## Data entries
— begin —

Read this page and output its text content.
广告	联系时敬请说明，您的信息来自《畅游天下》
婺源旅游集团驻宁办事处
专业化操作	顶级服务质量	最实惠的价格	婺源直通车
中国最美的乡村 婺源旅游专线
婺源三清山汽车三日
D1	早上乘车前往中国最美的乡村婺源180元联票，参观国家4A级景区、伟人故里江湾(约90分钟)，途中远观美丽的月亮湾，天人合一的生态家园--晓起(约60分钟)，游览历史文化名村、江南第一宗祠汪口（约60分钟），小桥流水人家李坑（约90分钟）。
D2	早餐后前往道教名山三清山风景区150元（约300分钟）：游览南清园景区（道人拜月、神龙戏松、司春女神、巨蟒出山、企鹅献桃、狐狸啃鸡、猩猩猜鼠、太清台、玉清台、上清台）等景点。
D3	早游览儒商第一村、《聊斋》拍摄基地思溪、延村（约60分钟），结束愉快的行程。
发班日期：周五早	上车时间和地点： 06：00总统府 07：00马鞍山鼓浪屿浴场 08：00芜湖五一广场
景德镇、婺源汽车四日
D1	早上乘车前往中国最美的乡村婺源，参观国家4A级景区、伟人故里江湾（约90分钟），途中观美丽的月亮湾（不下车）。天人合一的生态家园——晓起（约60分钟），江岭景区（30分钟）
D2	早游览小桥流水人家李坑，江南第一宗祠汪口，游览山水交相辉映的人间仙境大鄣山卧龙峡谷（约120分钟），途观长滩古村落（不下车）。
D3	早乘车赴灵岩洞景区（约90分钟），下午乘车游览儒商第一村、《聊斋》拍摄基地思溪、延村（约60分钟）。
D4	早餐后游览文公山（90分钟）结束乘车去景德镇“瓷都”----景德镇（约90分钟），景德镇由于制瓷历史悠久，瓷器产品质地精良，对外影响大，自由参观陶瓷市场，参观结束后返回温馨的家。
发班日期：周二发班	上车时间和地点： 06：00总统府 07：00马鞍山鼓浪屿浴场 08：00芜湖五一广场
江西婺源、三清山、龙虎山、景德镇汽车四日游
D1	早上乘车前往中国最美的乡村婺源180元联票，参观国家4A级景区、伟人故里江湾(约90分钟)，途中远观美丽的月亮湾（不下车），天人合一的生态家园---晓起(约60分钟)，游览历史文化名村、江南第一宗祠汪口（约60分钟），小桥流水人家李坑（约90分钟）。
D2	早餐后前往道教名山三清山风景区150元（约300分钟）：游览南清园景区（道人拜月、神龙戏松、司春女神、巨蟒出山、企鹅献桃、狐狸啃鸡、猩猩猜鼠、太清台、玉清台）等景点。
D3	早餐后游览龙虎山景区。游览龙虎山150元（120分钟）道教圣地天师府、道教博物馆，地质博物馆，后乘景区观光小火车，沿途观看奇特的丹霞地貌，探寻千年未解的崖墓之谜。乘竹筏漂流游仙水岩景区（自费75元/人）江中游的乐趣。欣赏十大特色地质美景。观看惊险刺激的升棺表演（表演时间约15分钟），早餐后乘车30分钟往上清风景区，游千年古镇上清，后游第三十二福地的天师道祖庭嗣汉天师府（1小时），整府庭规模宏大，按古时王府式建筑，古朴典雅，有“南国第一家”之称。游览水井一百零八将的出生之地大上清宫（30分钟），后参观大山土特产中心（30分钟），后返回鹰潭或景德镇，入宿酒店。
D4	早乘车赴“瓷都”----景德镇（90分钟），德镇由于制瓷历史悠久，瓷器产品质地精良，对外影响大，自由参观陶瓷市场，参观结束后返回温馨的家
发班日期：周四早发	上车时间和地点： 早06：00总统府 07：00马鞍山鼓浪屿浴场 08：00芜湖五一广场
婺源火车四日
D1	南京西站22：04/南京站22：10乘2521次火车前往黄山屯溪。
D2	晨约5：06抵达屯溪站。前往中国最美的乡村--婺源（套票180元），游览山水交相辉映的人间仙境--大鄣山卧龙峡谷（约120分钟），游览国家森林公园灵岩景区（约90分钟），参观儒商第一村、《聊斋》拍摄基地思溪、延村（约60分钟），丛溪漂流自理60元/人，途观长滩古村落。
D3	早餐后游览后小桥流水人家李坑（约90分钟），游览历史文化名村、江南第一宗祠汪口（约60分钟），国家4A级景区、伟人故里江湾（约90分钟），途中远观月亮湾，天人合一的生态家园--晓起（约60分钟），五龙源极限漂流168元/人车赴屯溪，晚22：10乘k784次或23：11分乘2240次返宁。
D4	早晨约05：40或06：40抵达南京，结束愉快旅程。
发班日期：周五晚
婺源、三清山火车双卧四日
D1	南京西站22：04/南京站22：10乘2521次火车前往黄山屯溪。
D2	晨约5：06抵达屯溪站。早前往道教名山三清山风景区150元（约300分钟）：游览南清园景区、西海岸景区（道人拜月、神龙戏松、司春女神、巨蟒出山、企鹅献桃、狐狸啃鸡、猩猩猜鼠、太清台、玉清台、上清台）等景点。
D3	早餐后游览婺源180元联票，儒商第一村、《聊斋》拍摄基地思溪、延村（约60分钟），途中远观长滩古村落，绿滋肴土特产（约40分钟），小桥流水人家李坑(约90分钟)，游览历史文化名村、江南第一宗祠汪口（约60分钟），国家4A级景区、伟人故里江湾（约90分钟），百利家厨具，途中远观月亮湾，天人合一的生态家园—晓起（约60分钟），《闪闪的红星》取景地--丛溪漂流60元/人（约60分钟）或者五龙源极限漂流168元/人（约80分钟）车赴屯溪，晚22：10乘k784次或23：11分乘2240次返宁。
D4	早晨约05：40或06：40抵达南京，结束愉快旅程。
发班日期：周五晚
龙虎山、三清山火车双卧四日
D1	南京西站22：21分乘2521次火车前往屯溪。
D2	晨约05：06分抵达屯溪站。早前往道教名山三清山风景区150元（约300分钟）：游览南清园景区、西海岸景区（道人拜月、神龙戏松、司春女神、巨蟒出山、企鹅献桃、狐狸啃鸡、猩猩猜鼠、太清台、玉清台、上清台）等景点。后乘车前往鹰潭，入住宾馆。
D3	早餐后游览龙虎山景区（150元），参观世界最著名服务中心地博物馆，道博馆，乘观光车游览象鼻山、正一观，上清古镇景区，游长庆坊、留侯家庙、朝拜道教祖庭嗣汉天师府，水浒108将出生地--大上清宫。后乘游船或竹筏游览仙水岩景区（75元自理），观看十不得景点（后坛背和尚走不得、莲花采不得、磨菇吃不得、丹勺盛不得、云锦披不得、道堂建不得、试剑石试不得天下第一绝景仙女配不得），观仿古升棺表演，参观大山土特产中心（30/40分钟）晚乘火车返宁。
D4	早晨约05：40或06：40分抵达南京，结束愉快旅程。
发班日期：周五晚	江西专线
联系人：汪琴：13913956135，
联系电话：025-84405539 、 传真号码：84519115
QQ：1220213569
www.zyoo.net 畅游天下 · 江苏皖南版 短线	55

— end —

## Task description
Tally the lines of the listing in which the word "途中远观月亮湾" occurs, and state the total alone.

## Full output
2